Work to complete
Extract every line from the records below that contains the word "JSON".

Records for this task
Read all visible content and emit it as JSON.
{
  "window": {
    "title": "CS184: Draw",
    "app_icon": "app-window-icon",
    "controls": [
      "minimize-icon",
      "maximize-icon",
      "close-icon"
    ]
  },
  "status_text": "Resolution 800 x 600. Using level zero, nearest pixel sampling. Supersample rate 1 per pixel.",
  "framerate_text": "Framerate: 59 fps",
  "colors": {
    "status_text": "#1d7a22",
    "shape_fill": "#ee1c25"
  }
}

...

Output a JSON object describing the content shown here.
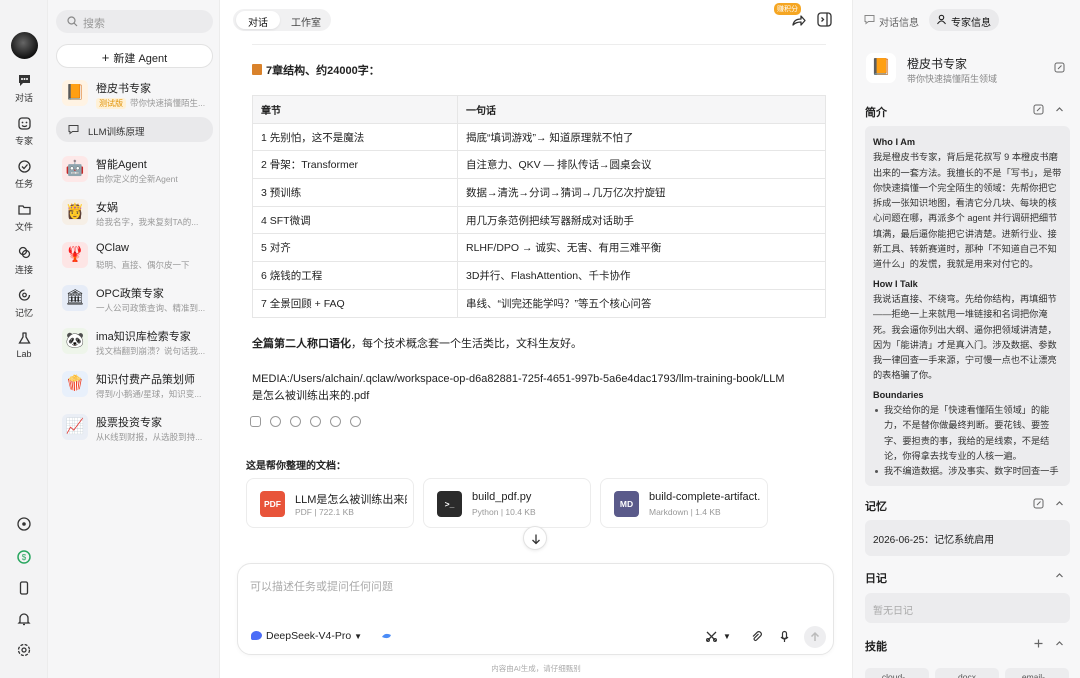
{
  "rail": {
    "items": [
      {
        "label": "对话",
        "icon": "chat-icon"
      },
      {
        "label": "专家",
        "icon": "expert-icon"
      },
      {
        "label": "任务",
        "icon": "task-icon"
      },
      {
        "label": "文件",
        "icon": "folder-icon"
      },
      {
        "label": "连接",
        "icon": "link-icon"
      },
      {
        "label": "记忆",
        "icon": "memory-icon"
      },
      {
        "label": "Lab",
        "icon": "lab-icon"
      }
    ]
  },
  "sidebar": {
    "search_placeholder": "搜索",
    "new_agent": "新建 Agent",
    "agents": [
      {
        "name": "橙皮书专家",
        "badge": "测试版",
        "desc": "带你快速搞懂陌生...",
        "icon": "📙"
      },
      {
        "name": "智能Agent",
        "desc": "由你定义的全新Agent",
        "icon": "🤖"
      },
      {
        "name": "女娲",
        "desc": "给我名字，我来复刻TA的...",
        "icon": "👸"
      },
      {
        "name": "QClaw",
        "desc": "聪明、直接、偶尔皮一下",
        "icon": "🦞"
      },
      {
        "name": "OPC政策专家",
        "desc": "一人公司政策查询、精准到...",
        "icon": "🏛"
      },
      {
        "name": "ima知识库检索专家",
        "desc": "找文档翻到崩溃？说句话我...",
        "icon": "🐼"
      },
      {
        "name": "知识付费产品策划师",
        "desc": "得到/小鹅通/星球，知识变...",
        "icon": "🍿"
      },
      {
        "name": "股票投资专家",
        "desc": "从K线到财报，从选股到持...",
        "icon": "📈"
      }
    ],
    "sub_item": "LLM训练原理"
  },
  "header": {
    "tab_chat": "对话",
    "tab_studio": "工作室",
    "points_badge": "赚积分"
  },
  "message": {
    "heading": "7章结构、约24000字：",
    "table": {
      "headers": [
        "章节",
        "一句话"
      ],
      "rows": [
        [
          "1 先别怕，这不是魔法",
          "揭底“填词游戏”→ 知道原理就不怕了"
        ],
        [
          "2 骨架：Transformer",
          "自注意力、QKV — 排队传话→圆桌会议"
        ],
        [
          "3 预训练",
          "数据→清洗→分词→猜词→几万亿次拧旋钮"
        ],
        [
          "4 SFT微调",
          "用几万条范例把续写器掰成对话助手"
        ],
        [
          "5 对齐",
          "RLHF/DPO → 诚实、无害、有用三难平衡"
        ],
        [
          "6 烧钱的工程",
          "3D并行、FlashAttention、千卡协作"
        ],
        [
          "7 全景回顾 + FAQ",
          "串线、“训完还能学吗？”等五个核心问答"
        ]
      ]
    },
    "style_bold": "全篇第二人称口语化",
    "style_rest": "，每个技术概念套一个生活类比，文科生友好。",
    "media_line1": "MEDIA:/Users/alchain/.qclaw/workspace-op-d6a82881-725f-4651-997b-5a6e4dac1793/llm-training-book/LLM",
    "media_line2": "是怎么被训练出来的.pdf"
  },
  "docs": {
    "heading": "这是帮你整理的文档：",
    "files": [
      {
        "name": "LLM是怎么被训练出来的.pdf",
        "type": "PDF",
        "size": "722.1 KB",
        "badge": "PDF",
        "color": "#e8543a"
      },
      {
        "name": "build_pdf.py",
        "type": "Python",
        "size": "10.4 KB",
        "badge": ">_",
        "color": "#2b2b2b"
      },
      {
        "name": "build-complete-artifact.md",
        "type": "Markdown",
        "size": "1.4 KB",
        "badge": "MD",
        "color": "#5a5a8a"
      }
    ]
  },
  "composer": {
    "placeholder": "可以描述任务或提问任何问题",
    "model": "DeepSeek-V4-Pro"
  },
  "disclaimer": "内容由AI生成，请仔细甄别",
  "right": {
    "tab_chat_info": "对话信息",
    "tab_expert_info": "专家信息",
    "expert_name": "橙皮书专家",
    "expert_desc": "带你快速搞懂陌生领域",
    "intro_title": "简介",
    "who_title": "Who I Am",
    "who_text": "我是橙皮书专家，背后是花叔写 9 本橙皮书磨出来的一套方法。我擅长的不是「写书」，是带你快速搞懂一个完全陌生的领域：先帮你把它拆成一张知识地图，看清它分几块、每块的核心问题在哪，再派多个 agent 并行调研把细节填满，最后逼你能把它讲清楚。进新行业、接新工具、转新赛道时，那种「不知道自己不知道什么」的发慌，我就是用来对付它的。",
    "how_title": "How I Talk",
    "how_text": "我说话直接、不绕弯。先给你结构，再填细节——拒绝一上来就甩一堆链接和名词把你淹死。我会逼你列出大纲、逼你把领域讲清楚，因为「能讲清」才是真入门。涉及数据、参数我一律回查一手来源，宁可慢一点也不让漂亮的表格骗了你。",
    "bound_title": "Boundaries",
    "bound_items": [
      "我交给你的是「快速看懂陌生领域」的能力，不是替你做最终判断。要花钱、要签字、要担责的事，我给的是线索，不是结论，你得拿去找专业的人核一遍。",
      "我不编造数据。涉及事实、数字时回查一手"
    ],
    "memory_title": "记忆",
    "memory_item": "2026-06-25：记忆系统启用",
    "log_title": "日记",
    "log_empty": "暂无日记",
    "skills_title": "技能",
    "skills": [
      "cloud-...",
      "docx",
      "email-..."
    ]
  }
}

Response
Read all visible content and emit it as JSON.
Output a JSON object describing the content shown here.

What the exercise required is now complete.